- _Source text_:
Content starts

Media attention on these cloned embryos, created this year, has obscured short-term research benefits. Credit: AFP/GETTY IMAGES

A dose of reality needs to be injected into the excitement surrounding therapeutic cloning, senior stem-cell biologists have warned.

Researchers fear that optimism generated by recent advances, including the award on 11 August of the first UK licence for research on the technique, has raised expectations of individualized cures for degenerative diseases. In reality, say those in the field, such a prospect remains distant at best.

“If we keep talking about cures and they don't come in the next few years, that's going to be a problem,” says Jose Cibelli, a stem-cell researcher at Michigan State University in East Lansing.

The decision by the Human Fertilisation and Embryology Authority to grant a licence to the Newcastle Fertility Centre, part of the city's Life biotechnology village, triggered a storm of media attention. The licence allows scientists to create human embryos by inserting nuclei from human skin cells into human eggs. The Newcastle team will then be able to extract stem cells from the cloned embryo.

Although researchers such as Cibelli were thrilled at the news, some worry that the media coverage underplays just how few labs are working on therapeutic cloning. They also say that short-term benefits of the work, such as providing fresh insight into diseases such as diabetes and Parkinson's (see Nature 422, 787; 2003), are not acknowledged.

Short-term and long-term benefits are usually mentioned in the same breath, but the possibility of cures seems to overshadow the research benefits, says Lawrence Goldstein, a stem-cell researcher at the University of California, San Diego. “Many of us in the scientific community talk about both of these, but the press often seizes on one, as do the public and the patient advocates,” he says.

Content ends

Document understanding data:
Content starts

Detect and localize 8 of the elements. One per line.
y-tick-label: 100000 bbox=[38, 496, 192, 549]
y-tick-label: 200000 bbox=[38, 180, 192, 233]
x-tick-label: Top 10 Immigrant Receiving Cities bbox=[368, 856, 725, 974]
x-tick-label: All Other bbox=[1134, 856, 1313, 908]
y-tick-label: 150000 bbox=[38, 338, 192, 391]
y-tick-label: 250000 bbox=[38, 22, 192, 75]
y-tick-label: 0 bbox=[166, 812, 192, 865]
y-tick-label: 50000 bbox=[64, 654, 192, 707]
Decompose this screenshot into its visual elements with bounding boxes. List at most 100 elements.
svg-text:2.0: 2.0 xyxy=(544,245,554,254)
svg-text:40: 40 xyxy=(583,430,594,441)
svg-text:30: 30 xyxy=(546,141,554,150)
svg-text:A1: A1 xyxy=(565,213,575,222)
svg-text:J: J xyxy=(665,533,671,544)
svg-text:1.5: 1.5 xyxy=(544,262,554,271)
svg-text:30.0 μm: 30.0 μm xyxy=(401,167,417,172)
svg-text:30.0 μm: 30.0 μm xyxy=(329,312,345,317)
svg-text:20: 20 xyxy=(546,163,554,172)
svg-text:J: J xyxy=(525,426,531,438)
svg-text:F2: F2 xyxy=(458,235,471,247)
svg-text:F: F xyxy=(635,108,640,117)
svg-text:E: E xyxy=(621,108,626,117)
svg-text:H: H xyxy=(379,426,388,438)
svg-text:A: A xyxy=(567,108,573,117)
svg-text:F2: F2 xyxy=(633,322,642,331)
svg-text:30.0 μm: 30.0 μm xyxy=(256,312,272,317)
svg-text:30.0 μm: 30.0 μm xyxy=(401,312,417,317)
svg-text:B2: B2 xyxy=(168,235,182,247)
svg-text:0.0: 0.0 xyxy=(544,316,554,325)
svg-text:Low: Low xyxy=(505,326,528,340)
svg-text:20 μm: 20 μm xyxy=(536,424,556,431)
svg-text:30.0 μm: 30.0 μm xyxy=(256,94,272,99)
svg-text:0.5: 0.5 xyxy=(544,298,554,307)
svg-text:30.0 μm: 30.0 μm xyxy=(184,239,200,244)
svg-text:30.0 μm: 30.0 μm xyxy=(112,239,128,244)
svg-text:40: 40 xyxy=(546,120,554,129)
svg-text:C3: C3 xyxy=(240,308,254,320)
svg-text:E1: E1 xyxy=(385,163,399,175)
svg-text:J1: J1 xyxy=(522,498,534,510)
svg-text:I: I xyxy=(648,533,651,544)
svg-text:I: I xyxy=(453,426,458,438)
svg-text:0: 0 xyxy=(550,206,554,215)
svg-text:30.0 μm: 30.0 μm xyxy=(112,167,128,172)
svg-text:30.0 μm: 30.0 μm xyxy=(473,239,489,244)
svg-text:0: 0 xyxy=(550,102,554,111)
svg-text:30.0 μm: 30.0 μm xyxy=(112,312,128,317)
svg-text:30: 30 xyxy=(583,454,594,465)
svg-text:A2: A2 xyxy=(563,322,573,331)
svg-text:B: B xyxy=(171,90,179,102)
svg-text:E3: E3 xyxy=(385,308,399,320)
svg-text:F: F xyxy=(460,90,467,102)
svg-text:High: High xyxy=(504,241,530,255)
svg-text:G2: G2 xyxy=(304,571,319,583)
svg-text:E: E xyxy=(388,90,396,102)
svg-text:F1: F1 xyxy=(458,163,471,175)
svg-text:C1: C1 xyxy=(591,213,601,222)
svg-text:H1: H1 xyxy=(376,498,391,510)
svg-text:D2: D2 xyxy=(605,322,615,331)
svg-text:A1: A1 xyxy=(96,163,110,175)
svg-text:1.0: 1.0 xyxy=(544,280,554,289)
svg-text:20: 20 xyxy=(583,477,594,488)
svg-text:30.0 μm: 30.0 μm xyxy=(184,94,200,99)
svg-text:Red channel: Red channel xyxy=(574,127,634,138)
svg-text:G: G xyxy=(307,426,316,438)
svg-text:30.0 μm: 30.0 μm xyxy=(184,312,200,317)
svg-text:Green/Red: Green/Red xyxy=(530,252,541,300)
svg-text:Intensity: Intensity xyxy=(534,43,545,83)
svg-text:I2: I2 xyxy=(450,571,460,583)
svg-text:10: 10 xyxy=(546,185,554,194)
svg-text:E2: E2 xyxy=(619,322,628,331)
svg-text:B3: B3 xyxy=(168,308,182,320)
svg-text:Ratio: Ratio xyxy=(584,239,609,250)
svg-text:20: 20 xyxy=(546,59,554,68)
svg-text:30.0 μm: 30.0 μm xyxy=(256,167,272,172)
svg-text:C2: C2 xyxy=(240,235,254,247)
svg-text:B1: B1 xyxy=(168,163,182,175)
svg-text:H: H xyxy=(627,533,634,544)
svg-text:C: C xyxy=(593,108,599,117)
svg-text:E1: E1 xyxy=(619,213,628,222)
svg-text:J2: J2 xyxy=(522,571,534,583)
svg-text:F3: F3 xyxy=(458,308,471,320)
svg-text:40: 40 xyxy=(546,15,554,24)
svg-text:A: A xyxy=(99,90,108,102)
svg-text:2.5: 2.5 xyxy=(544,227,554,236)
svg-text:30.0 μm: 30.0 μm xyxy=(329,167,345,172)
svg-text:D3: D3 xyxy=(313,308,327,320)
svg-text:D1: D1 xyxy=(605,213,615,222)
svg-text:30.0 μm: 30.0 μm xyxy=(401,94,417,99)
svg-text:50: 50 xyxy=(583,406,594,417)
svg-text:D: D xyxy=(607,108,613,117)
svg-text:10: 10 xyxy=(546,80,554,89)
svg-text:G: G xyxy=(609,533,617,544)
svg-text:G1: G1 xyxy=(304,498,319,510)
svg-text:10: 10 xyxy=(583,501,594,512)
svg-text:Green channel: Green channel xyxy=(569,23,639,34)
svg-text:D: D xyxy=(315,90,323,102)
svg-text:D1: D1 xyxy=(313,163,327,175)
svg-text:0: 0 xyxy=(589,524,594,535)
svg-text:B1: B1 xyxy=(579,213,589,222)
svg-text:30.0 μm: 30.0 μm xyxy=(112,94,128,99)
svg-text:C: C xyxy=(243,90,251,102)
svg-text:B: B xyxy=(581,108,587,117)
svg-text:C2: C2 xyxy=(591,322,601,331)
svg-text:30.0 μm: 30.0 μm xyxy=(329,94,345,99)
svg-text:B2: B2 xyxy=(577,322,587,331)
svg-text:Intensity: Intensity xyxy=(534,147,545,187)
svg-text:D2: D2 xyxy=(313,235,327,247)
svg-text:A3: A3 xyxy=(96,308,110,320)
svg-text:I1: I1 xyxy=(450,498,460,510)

Content ends

- _Instructions_:
1. Print the part of the article on therapeutic cloning that runs from "The decision by" to "are not acknowledged.".
2. Using the article on therapeutic cloning, decide whether each statement agrees with it. Answer yes or no, and quote the words that decide it.
(a) The first UK licence for research on therapeutic cloning was awarded on 11 August.
(b) Jose Cibelli is a stem-cell researcher at the University of California, San Diego.
(c) The licence allows scientists to insert nuclei from human skin cells into human eggs.
3. List every disease or kind of disease mentioned in the article on therapeutic cloning.

- _Expected results_:
1.
The decision by the Human Fertilisation and Embryology Authority to grant a licence to the Newcastle Fertility Centre, part of the city's Life biotechnology village, triggered a storm of media attention. The licence allows scientists to create human embryos by inserting nuclei from human skin cells into human eggs. The Newcastle team will then be able to extract stem cells from the cloned embryo.

Although researchers such as Cibelli were thrilled at the news, some worry that the media coverage underplays just how few labs are working on therapeutic cloning. They also say that short-term benefits of the work, such as providing fresh insight into diseases such as diabetes and Parkinson's (see Nature 422, 787; 2003), are not acknowledged.

2.
(a) Yes: "the award on 11 August of the first UK licence for research on the technique"
(b) No: "Jose Cibelli, a stem-cell researcher at Michigan State University in East Lansing"
(c) Yes: "The licence allows scientists to create human embryos by inserting nuclei from human skin cells into human eggs."

3.
degenerative diseases
diabetes
Parkinson's